■ **GIVEN INSTRUCTION**
Using the material that follows, identify and copy each line with the string "name".

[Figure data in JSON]
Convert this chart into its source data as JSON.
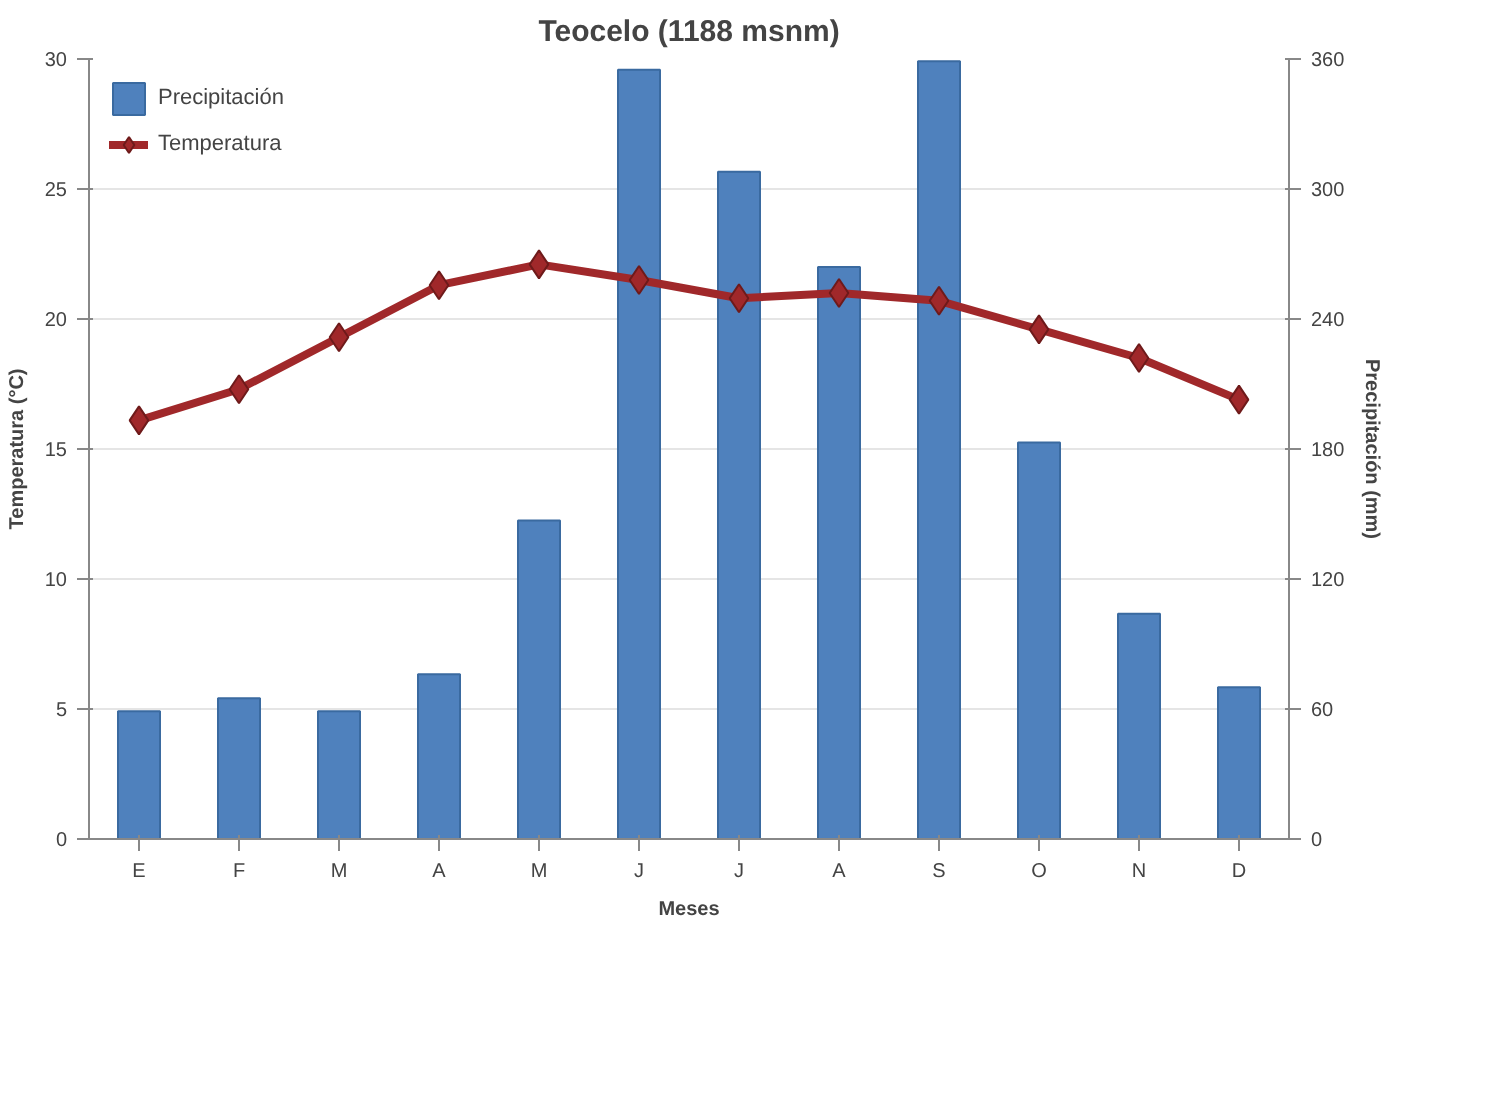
{
  "chart_data": {
    "type": "bar",
    "title": "Teocelo (1188 msnm)",
    "xlabel": "Meses",
    "ylabel": "Temperatura (°C)",
    "y2label": "Precipitación (mm)",
    "categories": [
      "E",
      "F",
      "M",
      "A",
      "M",
      "J",
      "J",
      "A",
      "S",
      "O",
      "N",
      "D"
    ],
    "series": [
      {
        "name": "Precipitación",
        "type": "bar",
        "axis": "y2",
        "color": "#4f81bd",
        "values": [
          59,
          65,
          59,
          76,
          147,
          355,
          308,
          264,
          359,
          183,
          104,
          70
        ]
      },
      {
        "name": "Temperatura",
        "type": "line",
        "color": "#a0282a",
        "marker": "diamond",
        "values": [
          16.1,
          17.3,
          19.3,
          21.3,
          22.1,
          21.5,
          20.8,
          21.0,
          20.7,
          19.6,
          18.5,
          16.9
        ]
      }
    ],
    "ylim": [
      0,
      30
    ],
    "yticks": [
      0,
      5,
      10,
      15,
      20,
      25,
      30
    ],
    "y2lim": [
      0,
      360
    ],
    "y2ticks": [
      0,
      60,
      120,
      180,
      240,
      300,
      360
    ],
    "grid": "y",
    "legend": "top left"
  }
}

■ **FINAL ANSWER**
        "name": "Precipitación",
        "name": "Temperatura",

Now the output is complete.